-------- Excerpted data
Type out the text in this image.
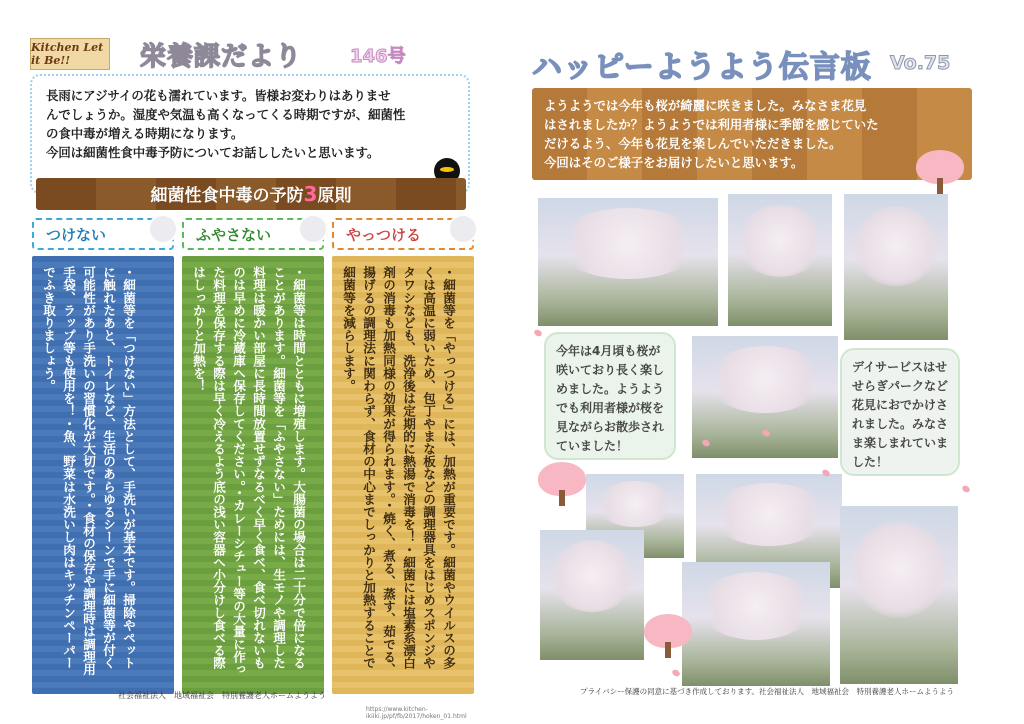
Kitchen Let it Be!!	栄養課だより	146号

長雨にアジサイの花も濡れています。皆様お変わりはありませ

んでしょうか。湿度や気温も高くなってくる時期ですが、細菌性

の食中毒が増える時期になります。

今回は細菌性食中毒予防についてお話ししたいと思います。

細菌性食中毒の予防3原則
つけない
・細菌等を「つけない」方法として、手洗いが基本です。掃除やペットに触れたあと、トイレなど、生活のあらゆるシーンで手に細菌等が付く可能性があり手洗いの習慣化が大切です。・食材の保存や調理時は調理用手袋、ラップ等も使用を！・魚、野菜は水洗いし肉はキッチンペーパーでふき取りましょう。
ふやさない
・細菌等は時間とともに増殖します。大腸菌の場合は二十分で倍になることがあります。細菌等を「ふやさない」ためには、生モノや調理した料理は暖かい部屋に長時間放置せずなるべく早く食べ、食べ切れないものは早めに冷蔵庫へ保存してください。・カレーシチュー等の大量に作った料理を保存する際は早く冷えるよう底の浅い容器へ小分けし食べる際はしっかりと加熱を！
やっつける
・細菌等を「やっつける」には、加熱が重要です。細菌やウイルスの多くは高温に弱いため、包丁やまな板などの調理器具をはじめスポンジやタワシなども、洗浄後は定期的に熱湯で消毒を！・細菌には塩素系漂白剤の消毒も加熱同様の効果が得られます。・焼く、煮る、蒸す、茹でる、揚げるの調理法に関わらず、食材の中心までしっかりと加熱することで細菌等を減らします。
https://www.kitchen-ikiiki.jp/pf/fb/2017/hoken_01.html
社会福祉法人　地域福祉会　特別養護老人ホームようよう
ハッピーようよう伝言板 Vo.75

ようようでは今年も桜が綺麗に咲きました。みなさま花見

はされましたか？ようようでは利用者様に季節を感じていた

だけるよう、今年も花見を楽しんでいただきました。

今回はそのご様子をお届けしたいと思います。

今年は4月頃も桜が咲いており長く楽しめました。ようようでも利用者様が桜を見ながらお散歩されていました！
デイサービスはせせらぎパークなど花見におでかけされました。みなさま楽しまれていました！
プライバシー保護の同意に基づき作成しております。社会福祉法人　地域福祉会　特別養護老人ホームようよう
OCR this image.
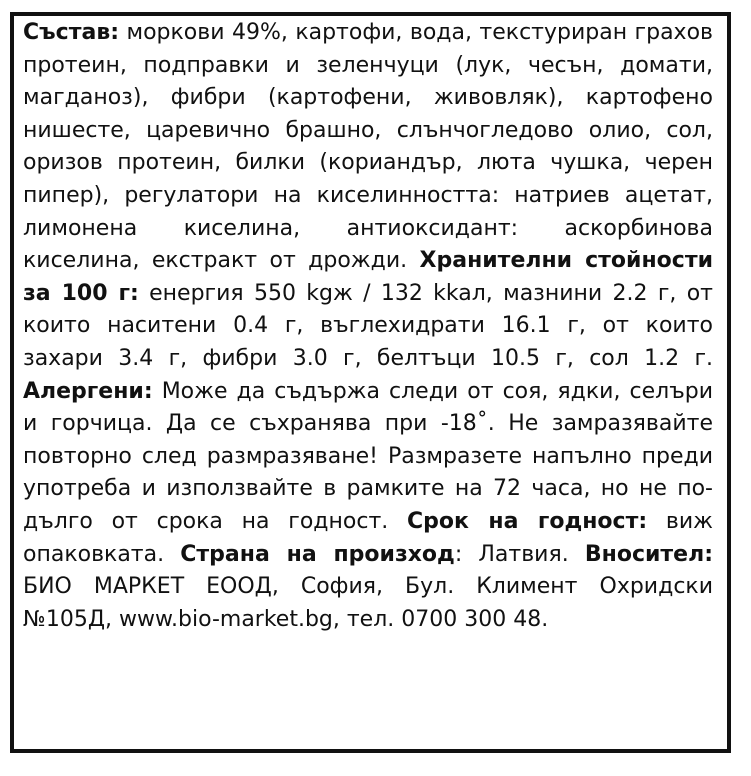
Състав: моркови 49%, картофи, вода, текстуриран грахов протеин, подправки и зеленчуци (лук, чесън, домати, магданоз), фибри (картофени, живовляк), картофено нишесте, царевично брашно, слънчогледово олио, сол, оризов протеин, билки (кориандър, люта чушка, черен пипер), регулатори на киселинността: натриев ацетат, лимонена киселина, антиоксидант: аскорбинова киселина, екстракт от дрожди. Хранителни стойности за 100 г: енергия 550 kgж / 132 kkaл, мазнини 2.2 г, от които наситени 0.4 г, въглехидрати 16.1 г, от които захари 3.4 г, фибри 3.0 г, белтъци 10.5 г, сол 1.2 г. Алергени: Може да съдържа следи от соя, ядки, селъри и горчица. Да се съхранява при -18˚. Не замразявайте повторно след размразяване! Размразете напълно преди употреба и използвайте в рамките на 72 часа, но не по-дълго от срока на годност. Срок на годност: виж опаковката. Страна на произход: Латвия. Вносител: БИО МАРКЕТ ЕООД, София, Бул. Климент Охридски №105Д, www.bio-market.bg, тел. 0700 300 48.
----------------
-------- Excerpted data
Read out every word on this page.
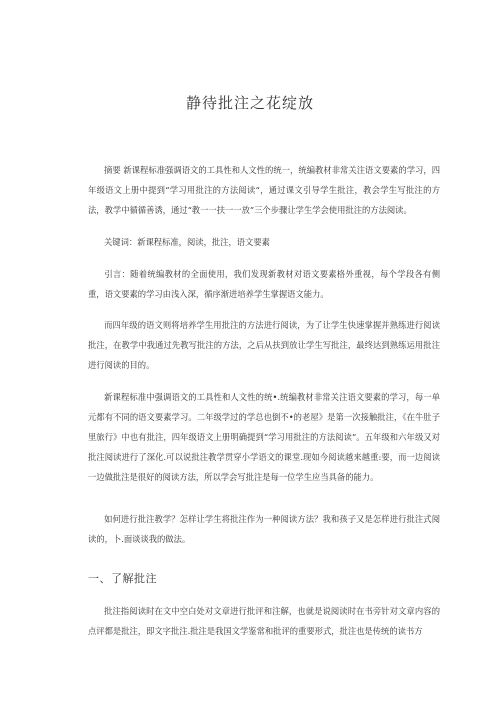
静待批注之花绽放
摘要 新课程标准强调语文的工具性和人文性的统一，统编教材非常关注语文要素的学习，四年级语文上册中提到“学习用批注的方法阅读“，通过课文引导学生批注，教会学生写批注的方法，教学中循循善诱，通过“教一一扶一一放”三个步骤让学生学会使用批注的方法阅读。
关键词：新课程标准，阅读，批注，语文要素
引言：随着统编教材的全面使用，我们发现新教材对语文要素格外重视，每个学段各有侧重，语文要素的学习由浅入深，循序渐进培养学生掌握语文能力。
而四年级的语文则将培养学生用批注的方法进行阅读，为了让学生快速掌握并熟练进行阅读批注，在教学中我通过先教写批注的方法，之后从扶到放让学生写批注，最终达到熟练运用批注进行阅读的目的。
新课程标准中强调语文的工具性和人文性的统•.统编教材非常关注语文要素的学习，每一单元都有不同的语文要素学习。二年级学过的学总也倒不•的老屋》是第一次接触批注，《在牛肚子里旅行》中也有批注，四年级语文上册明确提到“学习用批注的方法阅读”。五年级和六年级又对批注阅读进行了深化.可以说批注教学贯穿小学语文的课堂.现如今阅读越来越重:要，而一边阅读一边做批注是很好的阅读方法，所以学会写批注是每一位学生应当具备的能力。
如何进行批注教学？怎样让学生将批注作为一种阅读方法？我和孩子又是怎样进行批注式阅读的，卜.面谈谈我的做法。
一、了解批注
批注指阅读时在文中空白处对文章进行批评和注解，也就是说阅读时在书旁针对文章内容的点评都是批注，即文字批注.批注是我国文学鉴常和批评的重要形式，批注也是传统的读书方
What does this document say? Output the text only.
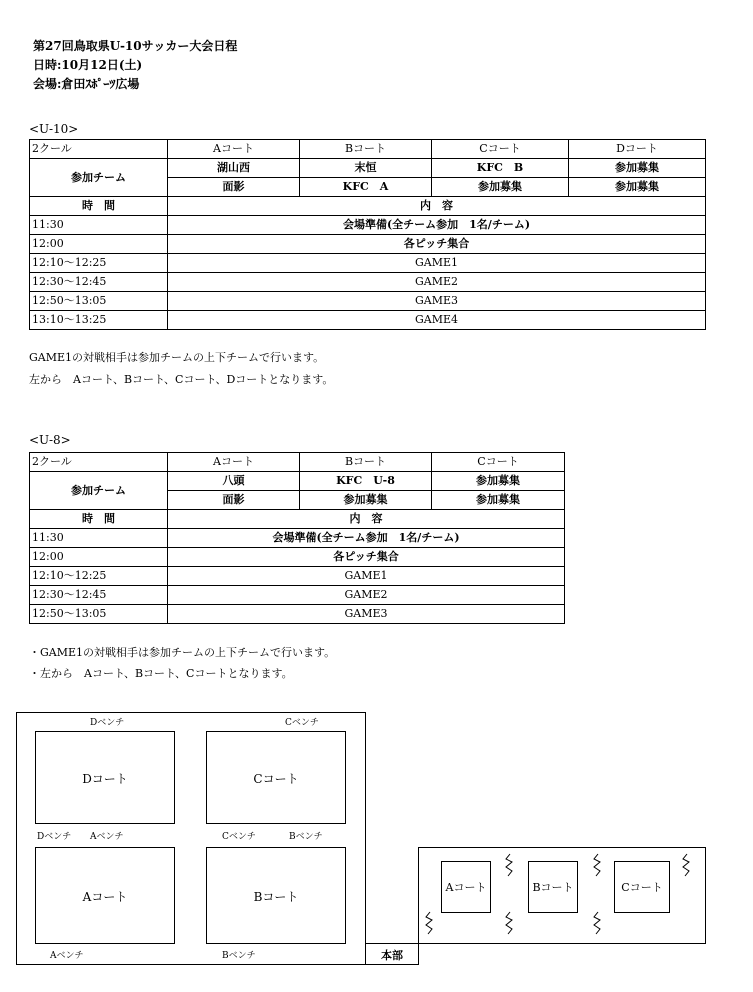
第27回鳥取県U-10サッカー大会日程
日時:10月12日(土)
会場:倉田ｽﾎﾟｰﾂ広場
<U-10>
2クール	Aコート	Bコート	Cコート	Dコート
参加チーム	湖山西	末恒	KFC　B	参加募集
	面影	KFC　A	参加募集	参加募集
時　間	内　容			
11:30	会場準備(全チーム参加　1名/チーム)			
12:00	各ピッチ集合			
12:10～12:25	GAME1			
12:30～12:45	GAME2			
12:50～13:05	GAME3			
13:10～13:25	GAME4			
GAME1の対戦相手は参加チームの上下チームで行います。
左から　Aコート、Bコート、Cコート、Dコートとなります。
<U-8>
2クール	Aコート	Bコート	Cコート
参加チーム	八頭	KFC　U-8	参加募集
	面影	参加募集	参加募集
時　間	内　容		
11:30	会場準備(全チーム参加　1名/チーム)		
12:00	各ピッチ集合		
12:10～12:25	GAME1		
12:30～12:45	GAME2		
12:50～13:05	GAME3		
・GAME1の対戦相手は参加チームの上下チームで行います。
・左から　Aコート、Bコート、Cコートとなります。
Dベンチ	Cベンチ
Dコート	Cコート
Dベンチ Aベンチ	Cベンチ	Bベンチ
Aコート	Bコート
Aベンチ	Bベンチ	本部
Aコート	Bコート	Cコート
----------------
Aim:
Count how many lines of the listing above include "細菌等を" and report that number alone.

Exercise solution:
3